→ Problem details:
Make an exact copy of the entries below.

[Figure collection entries]

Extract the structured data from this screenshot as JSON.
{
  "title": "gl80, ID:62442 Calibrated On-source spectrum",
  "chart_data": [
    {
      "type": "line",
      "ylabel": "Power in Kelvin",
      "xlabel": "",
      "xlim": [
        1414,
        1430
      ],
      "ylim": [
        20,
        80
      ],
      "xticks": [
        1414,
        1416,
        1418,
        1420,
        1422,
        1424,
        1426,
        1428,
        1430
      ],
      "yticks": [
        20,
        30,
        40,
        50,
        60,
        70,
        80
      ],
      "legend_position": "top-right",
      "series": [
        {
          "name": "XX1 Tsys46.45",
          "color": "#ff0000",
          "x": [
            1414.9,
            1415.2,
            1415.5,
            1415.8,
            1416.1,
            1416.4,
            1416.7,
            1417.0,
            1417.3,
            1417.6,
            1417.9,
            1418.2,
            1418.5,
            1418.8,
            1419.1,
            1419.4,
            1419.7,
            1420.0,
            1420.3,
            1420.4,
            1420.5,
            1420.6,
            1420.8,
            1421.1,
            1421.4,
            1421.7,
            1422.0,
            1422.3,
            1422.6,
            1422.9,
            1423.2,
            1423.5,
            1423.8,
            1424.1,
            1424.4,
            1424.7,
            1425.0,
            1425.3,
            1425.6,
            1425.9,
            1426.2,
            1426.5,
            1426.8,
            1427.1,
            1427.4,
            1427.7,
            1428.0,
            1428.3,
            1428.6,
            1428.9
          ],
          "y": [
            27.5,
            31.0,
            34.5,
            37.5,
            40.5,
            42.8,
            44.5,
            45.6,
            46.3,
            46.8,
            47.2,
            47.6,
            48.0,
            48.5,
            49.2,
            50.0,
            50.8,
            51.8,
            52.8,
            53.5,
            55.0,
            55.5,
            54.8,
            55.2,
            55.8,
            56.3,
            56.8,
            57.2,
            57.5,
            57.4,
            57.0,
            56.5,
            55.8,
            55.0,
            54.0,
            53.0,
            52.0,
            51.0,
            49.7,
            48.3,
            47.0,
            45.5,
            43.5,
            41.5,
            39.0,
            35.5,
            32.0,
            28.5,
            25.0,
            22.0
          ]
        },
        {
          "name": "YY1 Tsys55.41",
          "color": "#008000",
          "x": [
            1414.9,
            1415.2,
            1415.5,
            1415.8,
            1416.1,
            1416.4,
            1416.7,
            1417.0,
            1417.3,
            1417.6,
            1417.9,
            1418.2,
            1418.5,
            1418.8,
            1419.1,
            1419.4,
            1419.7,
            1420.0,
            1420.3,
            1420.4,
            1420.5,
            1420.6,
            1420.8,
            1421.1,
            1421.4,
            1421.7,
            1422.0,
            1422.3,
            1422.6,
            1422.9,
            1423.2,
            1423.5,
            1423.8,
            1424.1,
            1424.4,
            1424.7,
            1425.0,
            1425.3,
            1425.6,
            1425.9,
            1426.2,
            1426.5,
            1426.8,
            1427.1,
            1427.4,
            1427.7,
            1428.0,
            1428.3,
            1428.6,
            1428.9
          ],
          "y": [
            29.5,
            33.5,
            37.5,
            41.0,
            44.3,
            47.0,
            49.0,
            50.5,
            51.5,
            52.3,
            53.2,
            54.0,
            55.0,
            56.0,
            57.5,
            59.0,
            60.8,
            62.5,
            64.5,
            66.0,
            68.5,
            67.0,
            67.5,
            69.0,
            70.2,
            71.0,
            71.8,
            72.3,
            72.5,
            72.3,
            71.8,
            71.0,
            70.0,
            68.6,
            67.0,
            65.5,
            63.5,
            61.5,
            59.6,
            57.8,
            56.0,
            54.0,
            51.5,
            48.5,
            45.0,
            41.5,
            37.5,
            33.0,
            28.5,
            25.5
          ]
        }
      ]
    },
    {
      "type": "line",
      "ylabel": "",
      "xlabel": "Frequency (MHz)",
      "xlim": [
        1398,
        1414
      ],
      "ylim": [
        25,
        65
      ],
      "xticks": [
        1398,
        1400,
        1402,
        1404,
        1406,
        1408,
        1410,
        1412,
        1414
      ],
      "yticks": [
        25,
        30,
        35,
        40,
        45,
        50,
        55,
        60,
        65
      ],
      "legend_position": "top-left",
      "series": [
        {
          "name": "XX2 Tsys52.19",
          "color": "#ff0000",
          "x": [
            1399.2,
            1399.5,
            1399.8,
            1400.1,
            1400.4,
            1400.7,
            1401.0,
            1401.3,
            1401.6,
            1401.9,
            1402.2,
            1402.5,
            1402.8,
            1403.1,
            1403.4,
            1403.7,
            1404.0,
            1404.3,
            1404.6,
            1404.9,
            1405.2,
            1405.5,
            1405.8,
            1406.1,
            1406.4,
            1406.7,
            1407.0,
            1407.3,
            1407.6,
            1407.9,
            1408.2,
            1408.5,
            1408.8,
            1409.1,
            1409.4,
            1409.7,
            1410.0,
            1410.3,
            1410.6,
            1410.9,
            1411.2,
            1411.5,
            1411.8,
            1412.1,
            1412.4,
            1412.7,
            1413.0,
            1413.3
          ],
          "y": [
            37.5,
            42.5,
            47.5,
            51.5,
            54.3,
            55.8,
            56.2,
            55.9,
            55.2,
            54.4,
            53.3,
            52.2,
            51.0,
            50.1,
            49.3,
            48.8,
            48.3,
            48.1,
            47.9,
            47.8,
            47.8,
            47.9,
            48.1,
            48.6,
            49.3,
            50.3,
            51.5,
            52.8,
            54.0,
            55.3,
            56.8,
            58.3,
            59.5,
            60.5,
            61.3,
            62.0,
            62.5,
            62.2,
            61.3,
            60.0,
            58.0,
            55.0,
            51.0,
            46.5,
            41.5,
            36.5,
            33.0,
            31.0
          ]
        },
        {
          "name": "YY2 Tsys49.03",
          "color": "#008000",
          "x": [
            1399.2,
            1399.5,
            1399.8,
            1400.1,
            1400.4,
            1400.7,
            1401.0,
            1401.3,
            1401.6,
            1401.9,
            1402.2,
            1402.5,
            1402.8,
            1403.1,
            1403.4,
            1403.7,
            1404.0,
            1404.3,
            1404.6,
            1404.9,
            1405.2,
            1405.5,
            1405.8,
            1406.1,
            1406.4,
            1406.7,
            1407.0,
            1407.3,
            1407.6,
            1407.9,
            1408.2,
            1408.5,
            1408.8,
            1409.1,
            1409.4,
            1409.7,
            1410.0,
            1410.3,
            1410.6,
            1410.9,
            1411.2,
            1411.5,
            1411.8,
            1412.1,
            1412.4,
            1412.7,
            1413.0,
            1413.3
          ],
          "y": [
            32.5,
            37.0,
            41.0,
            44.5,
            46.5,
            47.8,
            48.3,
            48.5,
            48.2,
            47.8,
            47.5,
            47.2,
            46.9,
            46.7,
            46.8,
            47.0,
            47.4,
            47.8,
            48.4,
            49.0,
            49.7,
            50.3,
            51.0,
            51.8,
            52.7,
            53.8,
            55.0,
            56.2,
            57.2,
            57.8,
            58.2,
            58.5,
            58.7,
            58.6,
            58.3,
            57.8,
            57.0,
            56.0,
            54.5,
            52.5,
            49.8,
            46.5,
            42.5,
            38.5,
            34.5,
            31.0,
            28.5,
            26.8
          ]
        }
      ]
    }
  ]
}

→ Solution to the exercise:
Extract the structured data from this screenshot as JSON.
{
  "title": "gl80, ID:62442 Calibrated On-source spectrum",
  "chart_data": [
    {
      "type": "line",
      "ylabel": "Power in Kelvin",
      "xlabel": "",
      "xlim": [
        1414,
        1430
      ],
      "ylim": [
        20,
        80
      ],
      "xticks": [
        1414,
        1416,
        1418,
        1420,
        1422,
        1424,
        1426,
        1428,
        1430
      ],
      "yticks": [
        20,
        30,
        40,
        50,
        60,
        70,
        80
      ],
      "legend_position": "top-right",
      "series": [
        {
          "name": "XX1 Tsys46.45",
          "color": "#ff0000",
          "x": [
            1414.9,
            1415.2,
            1415.5,
            1415.8,
            1416.1,
            1416.4,
            1416.7,
            1417.0,
            1417.3,
            1417.6,
            1417.9,
            1418.2,
            1418.5,
            1418.8,
            1419.1,
            1419.4,
            1419.7,
            1420.0,
            1420.3,
            1420.4,
            1420.5,
            1420.6,
            1420.8,
            1421.1,
            1421.4,
            1421.7,
            1422.0,
            1422.3,
            1422.6,
            1422.9,
            1423.2,
            1423.5,
            1423.8,
            1424.1,
            1424.4,
            1424.7,
            1425.0,
            1425.3,
            1425.6,
            1425.9,
            1426.2,
            1426.5,
            1426.8,
            1427.1,
            1427.4,
            1427.7,
            1428.0,
            1428.3,
            1428.6,
            1428.9
          ],
          "y": [
            27.5,
            31.0,
            34.5,
            37.5,
            40.5,
            42.8,
            44.5,
            45.6,
            46.3,
            46.8,
            47.2,
            47.6,
            48.0,
            48.5,
            49.2,
            50.0,
            50.8,
            51.8,
            52.8,
            53.5,
            55.0,
            55.5,
            54.8,
            55.2,
            55.8,
            56.3,
            56.8,
            57.2,
            57.5,
            57.4,
            57.0,
            56.5,
            55.8,
            55.0,
            54.0,
            53.0,
            52.0,
            51.0,
            49.7,
            48.3,
            47.0,
            45.5,
            43.5,
            41.5,
            39.0,
            35.5,
            32.0,
            28.5,
            25.0,
            22.0
          ]
        },
        {
          "name": "YY1 Tsys55.41",
          "color": "#008000",
          "x": [
            1414.9,
            1415.2,
            1415.5,
            1415.8,
            1416.1,
            1416.4,
            1416.7,
            1417.0,
            1417.3,
            1417.6,
            1417.9,
            1418.2,
            1418.5,
            1418.8,
            1419.1,
            1419.4,
            1419.7,
            1420.0,
            1420.3,
            1420.4,
            1420.5,
            1420.6,
            1420.8,
            1421.1,
            1421.4,
            1421.7,
            1422.0,
            1422.3,
            1422.6,
            1422.9,
            1423.2,
            1423.5,
            1423.8,
            1424.1,
            1424.4,
            1424.7,
            1425.0,
            1425.3,
            1425.6,
            1425.9,
            1426.2,
            1426.5,
            1426.8,
            1427.1,
            1427.4,
            1427.7,
            1428.0,
            1428.3,
            1428.6,
            1428.9
          ],
          "y": [
            29.5,
            33.5,
            37.5,
            41.0,
            44.3,
            47.0,
            49.0,
            50.5,
            51.5,
            52.3,
            53.2,
            54.0,
            55.0,
            56.0,
            57.5,
            59.0,
            60.8,
            62.5,
            64.5,
            66.0,
            68.5,
            67.0,
            67.5,
            69.0,
            70.2,
            71.0,
            71.8,
            72.3,
            72.5,
            72.3,
            71.8,
            71.0,
            70.0,
            68.6,
            67.0,
            65.5,
            63.5,
            61.5,
            59.6,
            57.8,
            56.0,
            54.0,
            51.5,
            48.5,
            45.0,
            41.5,
            37.5,
            33.0,
            28.5,
            25.5
          ]
        }
      ]
    },
    {
      "type": "line",
      "ylabel": "",
      "xlabel": "Frequency (MHz)",
      "xlim": [
        1398,
        1414
      ],
      "ylim": [
        25,
        65
      ],
      "xticks": [
        1398,
        1400,
        1402,
        1404,
        1406,
        1408,
        1410,
        1412,
        1414
      ],
      "yticks": [
        25,
        30,
        35,
        40,
        45,
        50,
        55,
        60,
        65
      ],
      "legend_position": "top-left",
      "series": [
        {
          "name": "XX2 Tsys52.19",
          "color": "#ff0000",
          "x": [
            1399.2,
            1399.5,
            1399.8,
            1400.1,
            1400.4,
            1400.7,
            1401.0,
            1401.3,
            1401.6,
            1401.9,
            1402.2,
            1402.5,
            1402.8,
            1403.1,
            1403.4,
            1403.7,
            1404.0,
            1404.3,
            1404.6,
            1404.9,
            1405.2,
            1405.5,
            1405.8,
            1406.1,
            1406.4,
            1406.7,
            1407.0,
            1407.3,
            1407.6,
            1407.9,
            1408.2,
            1408.5,
            1408.8,
            1409.1,
            1409.4,
            1409.7,
            1410.0,
            1410.3,
            1410.6,
            1410.9,
            1411.2,
            1411.5,
            1411.8,
            1412.1,
            1412.4,
            1412.7,
            1413.0,
            1413.3
          ],
          "y": [
            37.5,
            42.5,
            47.5,
            51.5,
            54.3,
            55.8,
            56.2,
            55.9,
            55.2,
            54.4,
            53.3,
            52.2,
            51.0,
            50.1,
            49.3,
            48.8,
            48.3,
            48.1,
            47.9,
            47.8,
            47.8,
            47.9,
            48.1,
            48.6,
            49.3,
            50.3,
            51.5,
            52.8,
            54.0,
            55.3,
            56.8,
            58.3,
            59.5,
            60.5,
            61.3,
            62.0,
            62.5,
            62.2,
            61.3,
            60.0,
            58.0,
            55.0,
            51.0,
            46.5,
            41.5,
            36.5,
            33.0,
            31.0
          ]
        },
        {
          "name": "YY2 Tsys49.03",
          "color": "#008000",
          "x": [
            1399.2,
            1399.5,
            1399.8,
            1400.1,
            1400.4,
            1400.7,
            1401.0,
            1401.3,
            1401.6,
            1401.9,
            1402.2,
            1402.5,
            1402.8,
            1403.1,
            1403.4,
            1403.7,
            1404.0,
            1404.3,
            1404.6,
            1404.9,
            1405.2,
            1405.5,
            1405.8,
            1406.1,
            1406.4,
            1406.7,
            1407.0,
            1407.3,
            1407.6,
            1407.9,
            1408.2,
            1408.5,
            1408.8,
            1409.1,
            1409.4,
            1409.7,
            1410.0,
            1410.3,
            1410.6,
            1410.9,
            1411.2,
            1411.5,
            1411.8,
            1412.1,
            1412.4,
            1412.7,
            1413.0,
            1413.3
          ],
          "y": [
            32.5,
            37.0,
            41.0,
            44.5,
            46.5,
            47.8,
            48.3,
            48.5,
            48.2,
            47.8,
            47.5,
            47.2,
            46.9,
            46.7,
            46.8,
            47.0,
            47.4,
            47.8,
            48.4,
            49.0,
            49.7,
            50.3,
            51.0,
            51.8,
            52.7,
            53.8,
            55.0,
            56.2,
            57.2,
            57.8,
            58.2,
            58.5,
            58.7,
            58.6,
            58.3,
            57.8,
            57.0,
            56.0,
            54.5,
            52.5,
            49.8,
            46.5,
            42.5,
            38.5,
            34.5,
            31.0,
            28.5,
            26.8
          ]
        }
      ]
    }
  ]
}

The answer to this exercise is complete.